**What is expected:** Extract all lines from the data beneath that include the word "type".

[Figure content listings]

=-=-=-=-=

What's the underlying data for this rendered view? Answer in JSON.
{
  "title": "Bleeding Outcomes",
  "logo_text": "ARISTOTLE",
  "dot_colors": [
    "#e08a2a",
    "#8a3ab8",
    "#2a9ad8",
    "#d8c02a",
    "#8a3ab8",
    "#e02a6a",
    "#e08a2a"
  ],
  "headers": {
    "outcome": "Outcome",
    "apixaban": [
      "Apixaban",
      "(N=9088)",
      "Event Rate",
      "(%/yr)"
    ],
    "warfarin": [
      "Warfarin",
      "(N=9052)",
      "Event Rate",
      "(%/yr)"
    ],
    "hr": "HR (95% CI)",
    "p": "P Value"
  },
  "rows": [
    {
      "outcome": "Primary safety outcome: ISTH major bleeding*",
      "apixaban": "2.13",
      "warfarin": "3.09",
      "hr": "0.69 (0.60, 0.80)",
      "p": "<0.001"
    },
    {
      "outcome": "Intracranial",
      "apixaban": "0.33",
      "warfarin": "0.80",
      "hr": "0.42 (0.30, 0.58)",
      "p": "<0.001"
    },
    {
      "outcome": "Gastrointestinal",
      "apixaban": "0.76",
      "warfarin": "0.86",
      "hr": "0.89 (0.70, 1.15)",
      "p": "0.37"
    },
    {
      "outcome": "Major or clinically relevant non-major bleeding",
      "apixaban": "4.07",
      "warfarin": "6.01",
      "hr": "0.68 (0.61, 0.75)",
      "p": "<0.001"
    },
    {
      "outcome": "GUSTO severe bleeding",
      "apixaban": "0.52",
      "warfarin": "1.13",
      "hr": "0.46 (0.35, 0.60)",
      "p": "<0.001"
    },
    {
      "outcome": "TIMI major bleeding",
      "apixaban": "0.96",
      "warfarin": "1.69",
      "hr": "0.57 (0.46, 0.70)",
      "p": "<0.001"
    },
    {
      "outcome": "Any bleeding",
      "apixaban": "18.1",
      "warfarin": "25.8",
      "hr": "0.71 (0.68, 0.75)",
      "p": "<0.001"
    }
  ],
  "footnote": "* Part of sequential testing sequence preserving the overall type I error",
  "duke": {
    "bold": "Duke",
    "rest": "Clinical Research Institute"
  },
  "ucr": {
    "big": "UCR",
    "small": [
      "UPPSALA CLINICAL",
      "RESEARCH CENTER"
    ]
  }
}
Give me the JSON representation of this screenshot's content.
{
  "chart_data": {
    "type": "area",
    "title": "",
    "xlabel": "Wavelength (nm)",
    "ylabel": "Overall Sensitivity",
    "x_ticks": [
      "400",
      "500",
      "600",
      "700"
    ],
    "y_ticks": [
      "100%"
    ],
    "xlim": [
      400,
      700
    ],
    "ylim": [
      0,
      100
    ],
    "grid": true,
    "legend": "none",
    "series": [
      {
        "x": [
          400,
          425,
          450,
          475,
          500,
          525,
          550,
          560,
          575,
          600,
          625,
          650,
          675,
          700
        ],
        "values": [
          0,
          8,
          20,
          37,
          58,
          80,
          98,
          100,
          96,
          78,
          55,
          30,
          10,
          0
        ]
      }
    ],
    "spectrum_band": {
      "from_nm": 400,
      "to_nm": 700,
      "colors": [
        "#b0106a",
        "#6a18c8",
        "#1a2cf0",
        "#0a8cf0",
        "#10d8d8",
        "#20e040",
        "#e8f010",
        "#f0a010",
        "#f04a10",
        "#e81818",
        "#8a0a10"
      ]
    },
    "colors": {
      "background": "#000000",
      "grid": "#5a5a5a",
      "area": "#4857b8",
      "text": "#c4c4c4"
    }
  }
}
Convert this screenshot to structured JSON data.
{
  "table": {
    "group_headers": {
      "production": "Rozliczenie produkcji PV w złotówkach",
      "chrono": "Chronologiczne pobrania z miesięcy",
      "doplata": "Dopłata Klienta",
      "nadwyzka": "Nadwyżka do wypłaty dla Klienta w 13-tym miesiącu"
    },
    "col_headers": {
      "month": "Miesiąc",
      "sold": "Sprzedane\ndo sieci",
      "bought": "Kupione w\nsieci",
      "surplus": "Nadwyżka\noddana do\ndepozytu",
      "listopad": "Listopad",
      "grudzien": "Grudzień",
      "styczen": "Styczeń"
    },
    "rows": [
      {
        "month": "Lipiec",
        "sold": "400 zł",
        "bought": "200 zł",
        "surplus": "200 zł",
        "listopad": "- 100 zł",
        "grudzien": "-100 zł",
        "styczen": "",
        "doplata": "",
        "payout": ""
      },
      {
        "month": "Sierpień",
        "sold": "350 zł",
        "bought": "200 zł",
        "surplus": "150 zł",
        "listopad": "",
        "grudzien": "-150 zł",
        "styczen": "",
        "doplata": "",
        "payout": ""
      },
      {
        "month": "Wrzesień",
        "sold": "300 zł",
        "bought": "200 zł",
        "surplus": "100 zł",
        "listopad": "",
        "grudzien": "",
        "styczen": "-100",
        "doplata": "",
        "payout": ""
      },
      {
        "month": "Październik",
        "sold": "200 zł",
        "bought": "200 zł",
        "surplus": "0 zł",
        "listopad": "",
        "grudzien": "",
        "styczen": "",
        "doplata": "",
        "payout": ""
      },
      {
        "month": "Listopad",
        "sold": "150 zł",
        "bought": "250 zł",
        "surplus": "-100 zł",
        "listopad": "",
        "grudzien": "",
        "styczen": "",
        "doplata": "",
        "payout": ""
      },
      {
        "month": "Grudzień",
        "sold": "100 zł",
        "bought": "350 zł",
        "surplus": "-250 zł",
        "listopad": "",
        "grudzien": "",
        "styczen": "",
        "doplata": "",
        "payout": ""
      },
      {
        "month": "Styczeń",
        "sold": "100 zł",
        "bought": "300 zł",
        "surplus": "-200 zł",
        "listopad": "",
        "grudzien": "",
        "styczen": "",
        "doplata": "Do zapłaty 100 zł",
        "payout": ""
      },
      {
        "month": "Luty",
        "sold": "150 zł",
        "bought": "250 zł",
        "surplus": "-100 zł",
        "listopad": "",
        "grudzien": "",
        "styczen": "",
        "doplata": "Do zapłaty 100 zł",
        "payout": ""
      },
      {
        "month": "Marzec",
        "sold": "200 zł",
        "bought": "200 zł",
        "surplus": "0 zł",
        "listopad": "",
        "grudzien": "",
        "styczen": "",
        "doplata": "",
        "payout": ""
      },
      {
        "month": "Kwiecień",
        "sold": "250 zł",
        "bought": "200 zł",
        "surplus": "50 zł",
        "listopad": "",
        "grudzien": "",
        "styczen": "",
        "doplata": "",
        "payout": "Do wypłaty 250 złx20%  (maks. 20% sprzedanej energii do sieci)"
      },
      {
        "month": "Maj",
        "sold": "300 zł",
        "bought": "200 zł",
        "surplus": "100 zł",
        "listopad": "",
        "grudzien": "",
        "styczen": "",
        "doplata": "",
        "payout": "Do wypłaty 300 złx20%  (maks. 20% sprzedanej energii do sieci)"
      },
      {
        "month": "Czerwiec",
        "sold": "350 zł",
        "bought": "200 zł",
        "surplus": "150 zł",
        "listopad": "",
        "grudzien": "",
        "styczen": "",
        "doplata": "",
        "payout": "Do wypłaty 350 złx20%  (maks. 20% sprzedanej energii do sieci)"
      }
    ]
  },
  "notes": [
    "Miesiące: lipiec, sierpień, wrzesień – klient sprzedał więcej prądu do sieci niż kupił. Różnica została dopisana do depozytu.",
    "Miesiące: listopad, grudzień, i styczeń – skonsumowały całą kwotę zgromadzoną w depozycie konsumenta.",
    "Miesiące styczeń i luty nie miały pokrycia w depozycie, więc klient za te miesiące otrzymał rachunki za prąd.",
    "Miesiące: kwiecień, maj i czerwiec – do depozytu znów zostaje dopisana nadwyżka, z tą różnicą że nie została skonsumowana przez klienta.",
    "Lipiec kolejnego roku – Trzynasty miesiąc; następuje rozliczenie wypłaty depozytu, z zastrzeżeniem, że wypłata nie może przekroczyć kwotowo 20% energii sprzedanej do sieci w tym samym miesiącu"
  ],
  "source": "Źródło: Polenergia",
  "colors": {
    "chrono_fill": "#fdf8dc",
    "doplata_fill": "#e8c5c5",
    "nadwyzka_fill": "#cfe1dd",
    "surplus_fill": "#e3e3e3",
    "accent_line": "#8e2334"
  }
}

=-=-=-=-=

**Exercise answer:**
  "footnote": "* Part of sequential testing sequence preserving the overall type I error",
    "type": "area",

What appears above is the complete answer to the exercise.